:: Your objective ::
Check every line below for the string "background", and copy the lines that contain it.

:: Items ::
_ _ _
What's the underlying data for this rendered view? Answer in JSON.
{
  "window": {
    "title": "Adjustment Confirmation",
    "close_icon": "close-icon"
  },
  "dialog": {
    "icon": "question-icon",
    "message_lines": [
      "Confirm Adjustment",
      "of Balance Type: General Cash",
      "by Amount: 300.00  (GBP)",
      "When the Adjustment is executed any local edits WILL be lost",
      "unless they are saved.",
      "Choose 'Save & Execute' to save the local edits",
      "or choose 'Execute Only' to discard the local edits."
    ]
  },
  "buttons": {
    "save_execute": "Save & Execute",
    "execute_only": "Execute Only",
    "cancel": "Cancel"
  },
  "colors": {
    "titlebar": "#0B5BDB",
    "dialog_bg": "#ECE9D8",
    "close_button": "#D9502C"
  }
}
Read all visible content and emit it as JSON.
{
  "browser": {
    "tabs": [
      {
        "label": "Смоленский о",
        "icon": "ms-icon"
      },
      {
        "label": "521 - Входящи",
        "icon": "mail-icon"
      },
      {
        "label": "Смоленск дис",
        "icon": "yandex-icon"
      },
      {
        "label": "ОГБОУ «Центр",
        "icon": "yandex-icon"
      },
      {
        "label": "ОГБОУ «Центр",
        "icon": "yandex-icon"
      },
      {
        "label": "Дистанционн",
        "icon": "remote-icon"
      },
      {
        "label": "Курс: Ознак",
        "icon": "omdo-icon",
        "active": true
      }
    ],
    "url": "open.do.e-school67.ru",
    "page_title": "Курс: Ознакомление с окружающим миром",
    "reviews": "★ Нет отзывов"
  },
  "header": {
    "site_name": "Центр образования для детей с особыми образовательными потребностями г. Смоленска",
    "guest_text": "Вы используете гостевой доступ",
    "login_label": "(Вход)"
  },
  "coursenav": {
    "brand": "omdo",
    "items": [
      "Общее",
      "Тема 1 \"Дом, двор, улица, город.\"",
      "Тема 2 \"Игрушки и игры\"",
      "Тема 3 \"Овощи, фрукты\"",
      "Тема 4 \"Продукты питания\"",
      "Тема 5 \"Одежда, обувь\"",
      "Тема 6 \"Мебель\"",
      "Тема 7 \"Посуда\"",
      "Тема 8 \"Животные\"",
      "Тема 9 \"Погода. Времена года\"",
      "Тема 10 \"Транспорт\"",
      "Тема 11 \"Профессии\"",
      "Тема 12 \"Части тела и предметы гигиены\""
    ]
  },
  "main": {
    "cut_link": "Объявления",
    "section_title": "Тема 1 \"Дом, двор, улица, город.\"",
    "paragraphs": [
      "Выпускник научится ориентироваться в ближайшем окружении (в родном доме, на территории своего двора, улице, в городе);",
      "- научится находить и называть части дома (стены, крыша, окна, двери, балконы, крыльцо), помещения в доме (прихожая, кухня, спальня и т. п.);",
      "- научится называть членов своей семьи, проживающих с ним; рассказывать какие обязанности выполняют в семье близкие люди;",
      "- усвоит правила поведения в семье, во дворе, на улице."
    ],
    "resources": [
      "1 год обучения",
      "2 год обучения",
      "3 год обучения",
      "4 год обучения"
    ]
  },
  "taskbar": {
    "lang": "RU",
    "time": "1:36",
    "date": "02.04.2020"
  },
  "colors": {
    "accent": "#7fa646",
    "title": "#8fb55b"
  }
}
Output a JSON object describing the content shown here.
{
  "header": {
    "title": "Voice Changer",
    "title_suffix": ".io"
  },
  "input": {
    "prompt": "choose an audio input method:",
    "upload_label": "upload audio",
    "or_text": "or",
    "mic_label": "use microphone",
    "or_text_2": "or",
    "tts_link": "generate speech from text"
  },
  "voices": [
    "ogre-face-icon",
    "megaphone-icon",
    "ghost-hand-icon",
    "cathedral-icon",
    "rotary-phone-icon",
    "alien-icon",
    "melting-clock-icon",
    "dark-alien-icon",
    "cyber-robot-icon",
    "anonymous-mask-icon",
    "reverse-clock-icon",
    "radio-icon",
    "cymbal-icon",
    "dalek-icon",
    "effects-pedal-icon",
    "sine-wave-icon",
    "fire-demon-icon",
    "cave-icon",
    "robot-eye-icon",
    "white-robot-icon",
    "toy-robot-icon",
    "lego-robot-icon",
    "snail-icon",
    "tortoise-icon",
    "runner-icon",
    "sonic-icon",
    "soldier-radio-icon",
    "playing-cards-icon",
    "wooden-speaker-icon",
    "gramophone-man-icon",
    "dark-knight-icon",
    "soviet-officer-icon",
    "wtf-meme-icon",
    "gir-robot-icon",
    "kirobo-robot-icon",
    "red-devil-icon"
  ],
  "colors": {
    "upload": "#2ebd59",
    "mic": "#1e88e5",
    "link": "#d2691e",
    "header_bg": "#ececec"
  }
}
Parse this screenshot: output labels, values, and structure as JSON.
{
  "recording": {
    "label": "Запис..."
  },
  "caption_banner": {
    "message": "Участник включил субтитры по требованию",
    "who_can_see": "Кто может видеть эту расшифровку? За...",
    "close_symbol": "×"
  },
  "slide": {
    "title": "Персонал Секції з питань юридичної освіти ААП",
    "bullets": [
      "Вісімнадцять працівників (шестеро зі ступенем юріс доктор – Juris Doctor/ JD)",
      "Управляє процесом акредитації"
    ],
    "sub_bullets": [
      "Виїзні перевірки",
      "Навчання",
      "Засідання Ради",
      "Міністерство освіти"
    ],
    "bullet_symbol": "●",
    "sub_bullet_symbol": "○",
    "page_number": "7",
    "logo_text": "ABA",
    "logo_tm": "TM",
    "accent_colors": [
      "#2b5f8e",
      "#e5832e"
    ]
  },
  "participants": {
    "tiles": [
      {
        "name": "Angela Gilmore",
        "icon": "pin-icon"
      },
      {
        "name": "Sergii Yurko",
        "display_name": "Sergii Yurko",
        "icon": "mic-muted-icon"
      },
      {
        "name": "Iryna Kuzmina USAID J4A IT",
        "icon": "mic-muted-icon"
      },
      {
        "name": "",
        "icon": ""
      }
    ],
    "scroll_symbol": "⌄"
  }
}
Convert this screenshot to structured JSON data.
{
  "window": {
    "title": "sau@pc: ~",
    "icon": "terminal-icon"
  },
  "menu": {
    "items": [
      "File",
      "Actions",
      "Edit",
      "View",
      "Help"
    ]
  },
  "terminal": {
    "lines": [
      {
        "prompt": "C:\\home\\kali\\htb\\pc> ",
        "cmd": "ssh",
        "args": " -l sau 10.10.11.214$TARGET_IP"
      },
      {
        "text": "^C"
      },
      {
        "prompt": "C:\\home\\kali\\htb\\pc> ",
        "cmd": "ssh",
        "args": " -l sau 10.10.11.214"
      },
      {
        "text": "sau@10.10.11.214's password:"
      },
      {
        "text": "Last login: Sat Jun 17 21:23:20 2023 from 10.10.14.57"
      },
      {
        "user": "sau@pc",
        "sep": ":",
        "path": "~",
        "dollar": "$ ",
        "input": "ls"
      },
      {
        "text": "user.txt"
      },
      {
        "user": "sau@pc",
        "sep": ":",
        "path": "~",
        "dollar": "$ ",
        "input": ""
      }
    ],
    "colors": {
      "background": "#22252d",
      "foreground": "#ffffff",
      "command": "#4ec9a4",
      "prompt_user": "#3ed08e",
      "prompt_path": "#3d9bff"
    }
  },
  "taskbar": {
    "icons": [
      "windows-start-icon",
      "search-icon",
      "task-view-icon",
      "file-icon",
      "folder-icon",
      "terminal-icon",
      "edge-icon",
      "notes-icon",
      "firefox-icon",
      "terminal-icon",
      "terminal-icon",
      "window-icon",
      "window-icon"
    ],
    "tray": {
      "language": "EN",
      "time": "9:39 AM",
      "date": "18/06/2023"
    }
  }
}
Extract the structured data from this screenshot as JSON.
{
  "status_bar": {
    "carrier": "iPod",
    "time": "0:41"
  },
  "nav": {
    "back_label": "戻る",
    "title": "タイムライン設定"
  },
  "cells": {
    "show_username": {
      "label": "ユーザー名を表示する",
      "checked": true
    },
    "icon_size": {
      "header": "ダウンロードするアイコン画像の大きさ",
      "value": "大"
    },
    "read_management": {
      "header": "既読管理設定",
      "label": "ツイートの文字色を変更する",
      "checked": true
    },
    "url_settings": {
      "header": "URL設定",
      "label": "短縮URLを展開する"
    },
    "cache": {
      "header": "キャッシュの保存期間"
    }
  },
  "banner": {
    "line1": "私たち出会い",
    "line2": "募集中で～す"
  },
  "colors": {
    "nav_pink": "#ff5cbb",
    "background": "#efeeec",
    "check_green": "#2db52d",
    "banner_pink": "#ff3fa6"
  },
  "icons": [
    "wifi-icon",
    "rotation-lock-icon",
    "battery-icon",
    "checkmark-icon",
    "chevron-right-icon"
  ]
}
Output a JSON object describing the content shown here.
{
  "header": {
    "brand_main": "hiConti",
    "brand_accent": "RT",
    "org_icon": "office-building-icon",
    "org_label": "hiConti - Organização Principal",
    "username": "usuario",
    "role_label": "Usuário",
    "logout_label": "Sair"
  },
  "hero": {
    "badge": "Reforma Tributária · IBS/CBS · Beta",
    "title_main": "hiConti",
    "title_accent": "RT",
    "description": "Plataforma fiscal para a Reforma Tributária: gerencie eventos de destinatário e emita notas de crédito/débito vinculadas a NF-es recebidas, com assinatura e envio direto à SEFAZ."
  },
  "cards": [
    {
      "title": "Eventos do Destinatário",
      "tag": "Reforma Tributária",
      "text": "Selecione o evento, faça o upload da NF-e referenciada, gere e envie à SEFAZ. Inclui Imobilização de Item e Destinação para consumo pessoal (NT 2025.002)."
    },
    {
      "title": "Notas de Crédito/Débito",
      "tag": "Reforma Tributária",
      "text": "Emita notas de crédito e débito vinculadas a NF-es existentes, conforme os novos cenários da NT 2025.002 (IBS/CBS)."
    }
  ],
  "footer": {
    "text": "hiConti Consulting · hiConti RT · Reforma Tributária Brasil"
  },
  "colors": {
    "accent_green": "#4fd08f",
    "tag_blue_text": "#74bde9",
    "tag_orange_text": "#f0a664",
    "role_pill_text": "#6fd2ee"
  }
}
_ _ _
:: Right answer ::
      "background": "#22252d",
    "background": "#efeeec",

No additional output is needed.